## RECORDS:
— START —
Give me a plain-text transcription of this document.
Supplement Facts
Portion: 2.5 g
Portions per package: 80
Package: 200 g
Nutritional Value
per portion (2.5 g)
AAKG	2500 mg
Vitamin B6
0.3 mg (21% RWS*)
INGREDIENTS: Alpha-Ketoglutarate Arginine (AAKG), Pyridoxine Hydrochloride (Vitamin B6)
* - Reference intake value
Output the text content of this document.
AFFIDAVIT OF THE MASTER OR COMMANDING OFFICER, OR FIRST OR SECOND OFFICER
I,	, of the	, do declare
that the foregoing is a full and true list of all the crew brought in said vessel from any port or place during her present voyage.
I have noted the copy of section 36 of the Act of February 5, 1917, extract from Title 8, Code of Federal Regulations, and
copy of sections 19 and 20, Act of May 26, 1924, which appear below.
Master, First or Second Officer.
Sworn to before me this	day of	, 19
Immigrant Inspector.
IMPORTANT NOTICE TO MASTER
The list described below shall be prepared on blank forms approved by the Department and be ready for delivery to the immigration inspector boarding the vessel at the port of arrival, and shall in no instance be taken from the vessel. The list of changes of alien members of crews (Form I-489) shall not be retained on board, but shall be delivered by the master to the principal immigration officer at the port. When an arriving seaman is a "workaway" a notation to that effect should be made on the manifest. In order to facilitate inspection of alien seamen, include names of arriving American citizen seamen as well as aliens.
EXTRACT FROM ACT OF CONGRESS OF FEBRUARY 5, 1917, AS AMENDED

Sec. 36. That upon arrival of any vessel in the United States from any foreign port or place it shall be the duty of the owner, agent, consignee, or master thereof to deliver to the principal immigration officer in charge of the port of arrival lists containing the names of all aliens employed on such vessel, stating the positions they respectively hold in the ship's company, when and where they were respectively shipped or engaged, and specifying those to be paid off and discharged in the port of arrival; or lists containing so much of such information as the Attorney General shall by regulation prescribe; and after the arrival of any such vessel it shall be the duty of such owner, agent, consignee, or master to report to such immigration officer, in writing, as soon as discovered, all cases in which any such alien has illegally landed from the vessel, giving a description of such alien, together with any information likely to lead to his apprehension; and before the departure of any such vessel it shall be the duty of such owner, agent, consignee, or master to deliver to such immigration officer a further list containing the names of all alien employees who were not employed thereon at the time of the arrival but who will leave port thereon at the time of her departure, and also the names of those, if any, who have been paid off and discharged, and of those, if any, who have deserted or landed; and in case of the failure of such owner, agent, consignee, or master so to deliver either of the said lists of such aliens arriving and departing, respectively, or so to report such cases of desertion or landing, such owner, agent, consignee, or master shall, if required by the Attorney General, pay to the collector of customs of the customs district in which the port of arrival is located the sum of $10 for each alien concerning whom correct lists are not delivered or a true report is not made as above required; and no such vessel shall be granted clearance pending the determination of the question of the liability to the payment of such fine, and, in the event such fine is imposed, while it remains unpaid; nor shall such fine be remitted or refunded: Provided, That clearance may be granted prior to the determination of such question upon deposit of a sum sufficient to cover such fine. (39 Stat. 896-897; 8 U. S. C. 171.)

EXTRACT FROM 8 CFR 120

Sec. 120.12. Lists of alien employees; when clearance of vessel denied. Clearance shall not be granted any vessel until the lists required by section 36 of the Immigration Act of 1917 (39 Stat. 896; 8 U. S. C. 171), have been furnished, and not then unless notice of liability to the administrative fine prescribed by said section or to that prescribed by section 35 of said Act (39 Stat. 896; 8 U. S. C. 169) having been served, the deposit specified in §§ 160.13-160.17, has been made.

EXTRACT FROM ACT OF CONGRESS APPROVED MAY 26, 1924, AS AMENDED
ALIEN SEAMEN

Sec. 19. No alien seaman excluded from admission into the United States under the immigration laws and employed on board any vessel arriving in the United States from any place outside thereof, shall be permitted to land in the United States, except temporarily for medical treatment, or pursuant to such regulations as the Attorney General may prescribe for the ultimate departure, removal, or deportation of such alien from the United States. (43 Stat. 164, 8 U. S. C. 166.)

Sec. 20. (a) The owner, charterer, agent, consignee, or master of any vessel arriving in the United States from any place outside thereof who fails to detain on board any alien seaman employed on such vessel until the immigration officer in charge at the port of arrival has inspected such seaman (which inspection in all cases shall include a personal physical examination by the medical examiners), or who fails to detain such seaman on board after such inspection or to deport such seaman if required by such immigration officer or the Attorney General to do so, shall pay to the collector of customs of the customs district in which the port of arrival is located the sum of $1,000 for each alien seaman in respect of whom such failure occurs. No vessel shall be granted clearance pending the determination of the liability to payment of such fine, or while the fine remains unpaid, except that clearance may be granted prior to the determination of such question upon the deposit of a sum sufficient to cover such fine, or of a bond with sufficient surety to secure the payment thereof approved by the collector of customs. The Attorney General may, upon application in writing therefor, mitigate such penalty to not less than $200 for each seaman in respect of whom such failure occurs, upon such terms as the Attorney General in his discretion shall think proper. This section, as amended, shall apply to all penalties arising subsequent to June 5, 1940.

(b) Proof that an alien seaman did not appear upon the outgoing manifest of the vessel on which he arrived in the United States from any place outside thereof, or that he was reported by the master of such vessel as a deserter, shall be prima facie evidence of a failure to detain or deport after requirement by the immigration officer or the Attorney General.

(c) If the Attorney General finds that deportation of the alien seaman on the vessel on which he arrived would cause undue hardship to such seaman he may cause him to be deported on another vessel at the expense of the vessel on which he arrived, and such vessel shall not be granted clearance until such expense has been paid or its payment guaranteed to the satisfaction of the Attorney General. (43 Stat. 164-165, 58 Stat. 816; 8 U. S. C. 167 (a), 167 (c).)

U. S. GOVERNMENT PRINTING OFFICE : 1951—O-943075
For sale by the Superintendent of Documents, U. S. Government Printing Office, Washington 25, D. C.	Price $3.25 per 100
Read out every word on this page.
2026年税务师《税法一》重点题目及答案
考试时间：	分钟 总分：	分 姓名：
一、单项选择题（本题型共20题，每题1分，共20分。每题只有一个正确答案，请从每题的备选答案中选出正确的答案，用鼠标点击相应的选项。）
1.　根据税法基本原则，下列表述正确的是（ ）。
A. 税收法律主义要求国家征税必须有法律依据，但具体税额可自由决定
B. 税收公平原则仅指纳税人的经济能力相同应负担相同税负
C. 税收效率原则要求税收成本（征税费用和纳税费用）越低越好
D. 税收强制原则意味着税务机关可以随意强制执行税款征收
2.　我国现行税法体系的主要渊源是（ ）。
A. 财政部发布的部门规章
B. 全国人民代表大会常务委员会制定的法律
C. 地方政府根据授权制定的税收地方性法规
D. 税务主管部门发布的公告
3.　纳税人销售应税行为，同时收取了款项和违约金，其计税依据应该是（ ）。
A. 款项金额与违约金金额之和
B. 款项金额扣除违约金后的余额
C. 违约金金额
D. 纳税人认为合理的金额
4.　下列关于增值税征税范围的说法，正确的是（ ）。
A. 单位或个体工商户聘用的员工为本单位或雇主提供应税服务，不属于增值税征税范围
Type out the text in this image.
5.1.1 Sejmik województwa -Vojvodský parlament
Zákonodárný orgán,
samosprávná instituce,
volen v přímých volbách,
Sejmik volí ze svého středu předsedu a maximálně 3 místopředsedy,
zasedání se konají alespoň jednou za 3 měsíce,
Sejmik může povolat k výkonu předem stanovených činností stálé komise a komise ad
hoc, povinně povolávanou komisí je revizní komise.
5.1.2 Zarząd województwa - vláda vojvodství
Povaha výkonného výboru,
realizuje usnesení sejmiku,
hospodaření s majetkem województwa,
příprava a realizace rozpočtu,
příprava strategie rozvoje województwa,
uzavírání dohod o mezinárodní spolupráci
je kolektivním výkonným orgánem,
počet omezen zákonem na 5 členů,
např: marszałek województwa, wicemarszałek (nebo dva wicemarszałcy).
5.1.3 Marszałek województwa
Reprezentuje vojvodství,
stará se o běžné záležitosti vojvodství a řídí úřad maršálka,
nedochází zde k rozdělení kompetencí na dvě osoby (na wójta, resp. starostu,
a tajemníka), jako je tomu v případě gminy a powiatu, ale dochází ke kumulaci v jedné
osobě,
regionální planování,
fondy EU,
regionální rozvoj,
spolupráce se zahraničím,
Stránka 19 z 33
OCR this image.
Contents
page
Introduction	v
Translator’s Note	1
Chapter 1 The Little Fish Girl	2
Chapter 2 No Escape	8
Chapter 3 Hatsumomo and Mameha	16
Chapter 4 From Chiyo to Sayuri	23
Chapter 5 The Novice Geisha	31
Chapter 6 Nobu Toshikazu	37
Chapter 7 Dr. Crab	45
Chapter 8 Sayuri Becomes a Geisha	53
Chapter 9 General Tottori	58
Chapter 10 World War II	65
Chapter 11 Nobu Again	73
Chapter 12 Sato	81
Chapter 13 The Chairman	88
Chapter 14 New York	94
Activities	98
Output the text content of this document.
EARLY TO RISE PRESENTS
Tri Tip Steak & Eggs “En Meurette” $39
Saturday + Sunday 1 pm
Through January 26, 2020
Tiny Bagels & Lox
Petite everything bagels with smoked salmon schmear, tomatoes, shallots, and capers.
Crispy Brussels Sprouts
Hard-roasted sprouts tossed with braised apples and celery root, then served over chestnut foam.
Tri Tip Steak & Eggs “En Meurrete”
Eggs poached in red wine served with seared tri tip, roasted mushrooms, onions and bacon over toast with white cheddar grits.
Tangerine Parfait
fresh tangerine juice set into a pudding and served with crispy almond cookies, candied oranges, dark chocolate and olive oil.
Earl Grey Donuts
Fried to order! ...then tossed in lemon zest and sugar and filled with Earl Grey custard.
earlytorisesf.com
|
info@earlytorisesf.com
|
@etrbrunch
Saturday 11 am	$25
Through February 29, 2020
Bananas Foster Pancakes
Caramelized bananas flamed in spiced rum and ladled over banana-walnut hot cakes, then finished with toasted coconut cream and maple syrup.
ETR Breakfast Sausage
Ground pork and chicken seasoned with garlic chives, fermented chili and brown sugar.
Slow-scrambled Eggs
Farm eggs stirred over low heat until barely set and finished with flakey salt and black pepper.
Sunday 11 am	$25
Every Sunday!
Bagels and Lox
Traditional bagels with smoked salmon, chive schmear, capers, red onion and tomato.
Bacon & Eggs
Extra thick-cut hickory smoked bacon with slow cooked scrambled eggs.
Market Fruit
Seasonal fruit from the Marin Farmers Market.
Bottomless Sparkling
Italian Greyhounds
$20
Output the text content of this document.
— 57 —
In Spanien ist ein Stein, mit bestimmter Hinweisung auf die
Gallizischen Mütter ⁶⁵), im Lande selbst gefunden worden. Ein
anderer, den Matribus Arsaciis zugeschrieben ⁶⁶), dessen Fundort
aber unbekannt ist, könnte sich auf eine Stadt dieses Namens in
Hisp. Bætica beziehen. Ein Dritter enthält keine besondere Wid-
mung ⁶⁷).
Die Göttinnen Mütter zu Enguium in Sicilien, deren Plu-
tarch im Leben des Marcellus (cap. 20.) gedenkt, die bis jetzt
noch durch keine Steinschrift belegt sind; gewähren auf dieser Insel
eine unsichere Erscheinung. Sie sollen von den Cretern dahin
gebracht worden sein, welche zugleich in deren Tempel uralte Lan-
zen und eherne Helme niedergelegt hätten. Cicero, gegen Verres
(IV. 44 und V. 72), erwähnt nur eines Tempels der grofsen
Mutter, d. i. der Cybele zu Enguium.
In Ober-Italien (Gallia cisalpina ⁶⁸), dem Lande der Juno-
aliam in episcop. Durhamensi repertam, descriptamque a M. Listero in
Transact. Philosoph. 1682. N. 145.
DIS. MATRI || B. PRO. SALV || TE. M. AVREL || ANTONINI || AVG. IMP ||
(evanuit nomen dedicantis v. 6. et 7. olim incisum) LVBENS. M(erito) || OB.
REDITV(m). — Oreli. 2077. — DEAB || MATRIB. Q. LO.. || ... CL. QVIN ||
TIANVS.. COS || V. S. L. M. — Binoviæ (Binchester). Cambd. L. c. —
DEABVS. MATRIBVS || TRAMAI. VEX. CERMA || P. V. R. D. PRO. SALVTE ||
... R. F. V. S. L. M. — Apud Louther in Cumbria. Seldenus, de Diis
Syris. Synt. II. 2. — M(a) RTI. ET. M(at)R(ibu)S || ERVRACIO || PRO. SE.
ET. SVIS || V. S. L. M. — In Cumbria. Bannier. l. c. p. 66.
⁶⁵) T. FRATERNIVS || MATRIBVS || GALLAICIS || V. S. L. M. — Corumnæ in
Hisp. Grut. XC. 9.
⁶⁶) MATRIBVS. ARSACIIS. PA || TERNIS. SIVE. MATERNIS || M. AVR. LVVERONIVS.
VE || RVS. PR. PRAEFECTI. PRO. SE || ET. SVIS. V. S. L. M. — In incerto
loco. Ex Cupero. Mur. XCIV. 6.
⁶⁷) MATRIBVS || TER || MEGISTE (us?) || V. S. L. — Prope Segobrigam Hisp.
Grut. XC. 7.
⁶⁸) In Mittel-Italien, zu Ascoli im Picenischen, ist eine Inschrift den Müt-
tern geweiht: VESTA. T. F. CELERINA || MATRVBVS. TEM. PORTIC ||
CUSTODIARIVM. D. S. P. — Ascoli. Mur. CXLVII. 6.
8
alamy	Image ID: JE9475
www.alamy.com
— END —
## THE TASK:
Reply with the number of lines in the material above that contain "order", and nothing more.

## PROBLEM SOLUTION:
2